▶ **EXERCISE INPUT**:

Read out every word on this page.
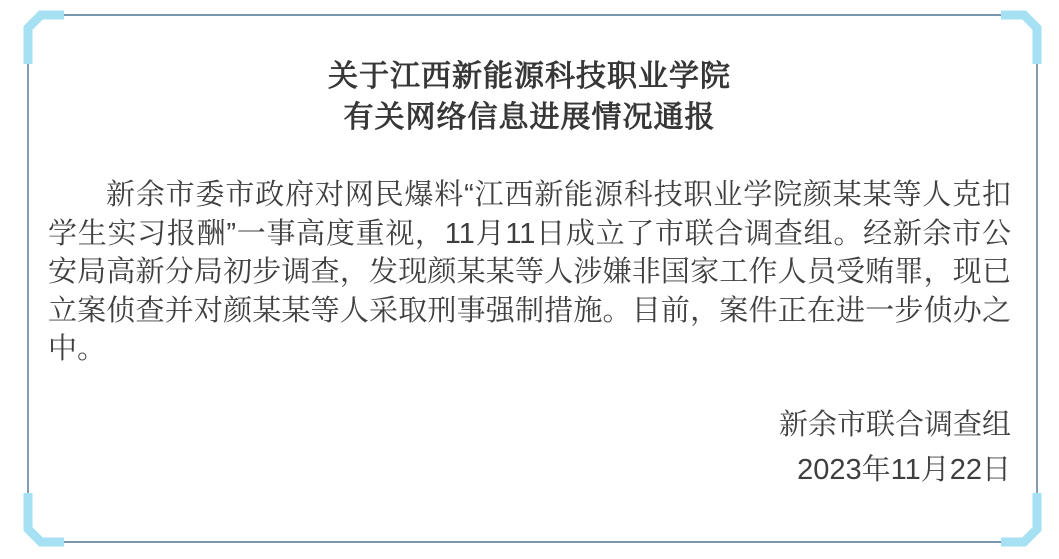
关于江西新能源科技职业学院
有关网络信息进展情况通报

新余市委市政府对网民爆料“江西新能源科技职业学院颜某某等人克扣学生实习报酬”一事高度重视，11月11日成立了市联合调查组。经新余市公安局高新分局初步调查，发现颜某某等人涉嫌非国家工作人员受贿罪，现已立案侦查并对颜某某等人采取刑事强制措施。目前，案件正在进一步侦办之中。

新余市联合调查组
2023年11月22日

▶ **AIM**:
Images in the records should not be copied. Repeat all the rest exactly.

▶ **COMPLETED EXERCISE**:
Read out every word on this page.
关于江西新能源科技职业学院
有关网络信息进展情况通报

新余市委市政府对网民爆料“江西新能源科技职业学院颜某某等人克扣学生实习报酬”一事高度重视，11月11日成立了市联合调查组。经新余市公安局高新分局初步调查，发现颜某某等人涉嫌非国家工作人员受贿罪，现已立案侦查并对颜某某等人采取刑事强制措施。目前，案件正在进一步侦办之中。

新余市联合调查组
2023年11月22日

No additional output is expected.